> **STATED GOAL**
Copy all of the records below verbatim.

> **SUPPLIED MATERIAL**

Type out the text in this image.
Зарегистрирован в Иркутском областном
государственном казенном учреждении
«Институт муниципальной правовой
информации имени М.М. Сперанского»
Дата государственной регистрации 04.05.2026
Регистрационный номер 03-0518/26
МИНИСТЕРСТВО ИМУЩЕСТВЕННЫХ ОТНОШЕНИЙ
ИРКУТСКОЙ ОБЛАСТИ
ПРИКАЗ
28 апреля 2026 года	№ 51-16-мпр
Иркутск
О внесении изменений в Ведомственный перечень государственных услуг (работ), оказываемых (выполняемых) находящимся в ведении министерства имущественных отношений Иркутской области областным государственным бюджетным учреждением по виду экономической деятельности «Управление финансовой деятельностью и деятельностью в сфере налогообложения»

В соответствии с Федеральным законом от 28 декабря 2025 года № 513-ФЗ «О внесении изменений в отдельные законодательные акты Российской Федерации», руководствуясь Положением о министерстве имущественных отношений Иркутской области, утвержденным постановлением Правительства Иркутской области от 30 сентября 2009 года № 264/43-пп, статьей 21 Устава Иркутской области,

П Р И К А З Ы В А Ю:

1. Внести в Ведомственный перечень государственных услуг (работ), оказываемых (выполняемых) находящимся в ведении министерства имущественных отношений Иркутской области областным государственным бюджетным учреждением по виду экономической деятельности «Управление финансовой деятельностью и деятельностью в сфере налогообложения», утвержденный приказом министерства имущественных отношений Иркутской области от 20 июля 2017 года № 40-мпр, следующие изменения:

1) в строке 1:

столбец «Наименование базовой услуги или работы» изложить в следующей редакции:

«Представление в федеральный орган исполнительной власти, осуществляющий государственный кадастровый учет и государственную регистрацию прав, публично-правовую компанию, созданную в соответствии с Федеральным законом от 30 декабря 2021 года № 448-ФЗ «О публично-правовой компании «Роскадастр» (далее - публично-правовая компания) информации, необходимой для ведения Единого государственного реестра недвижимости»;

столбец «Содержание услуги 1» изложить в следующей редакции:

> **ANSWER FOR THE TASK**
Type out the text in this image.
Зарегистрирован в Иркутском областном
государственном казенном учреждении
«Институт муниципальной правовой
информации имени М.М. Сперанского»
Дата государственной регистрации 04.05.2026
Регистрационный номер 03-0518/26
МИНИСТЕРСТВО ИМУЩЕСТВЕННЫХ ОТНОШЕНИЙ
ИРКУТСКОЙ ОБЛАСТИ
ПРИКАЗ
28 апреля 2026 года	№ 51-16-мпр
Иркутск
О внесении изменений в Ведомственный перечень государственных услуг (работ), оказываемых (выполняемых) находящимся в ведении министерства имущественных отношений Иркутской области областным государственным бюджетным учреждением по виду экономической деятельности «Управление финансовой деятельностью и деятельностью в сфере налогообложения»

В соответствии с Федеральным законом от 28 декабря 2025 года № 513-ФЗ «О внесении изменений в отдельные законодательные акты Российской Федерации», руководствуясь Положением о министерстве имущественных отношений Иркутской области, утвержденным постановлением Правительства Иркутской области от 30 сентября 2009 года № 264/43-пп, статьей 21 Устава Иркутской области,

П Р И К А З Ы В А Ю:

1. Внести в Ведомственный перечень государственных услуг (работ), оказываемых (выполняемых) находящимся в ведении министерства имущественных отношений Иркутской области областным государственным бюджетным учреждением по виду экономической деятельности «Управление финансовой деятельностью и деятельностью в сфере налогообложения», утвержденный приказом министерства имущественных отношений Иркутской области от 20 июля 2017 года № 40-мпр, следующие изменения:

1) в строке 1:

столбец «Наименование базовой услуги или работы» изложить в следующей редакции:

«Представление в федеральный орган исполнительной власти, осуществляющий государственный кадастровый учет и государственную регистрацию прав, публично-правовую компанию, созданную в соответствии с Федеральным законом от 30 декабря 2021 года № 448-ФЗ «О публично-правовой компании «Роскадастр» (далее - публично-правовая компания) информации, необходимой для ведения Единого государственного реестра недвижимости»;

столбец «Содержание услуги 1» изложить в следующей редакции:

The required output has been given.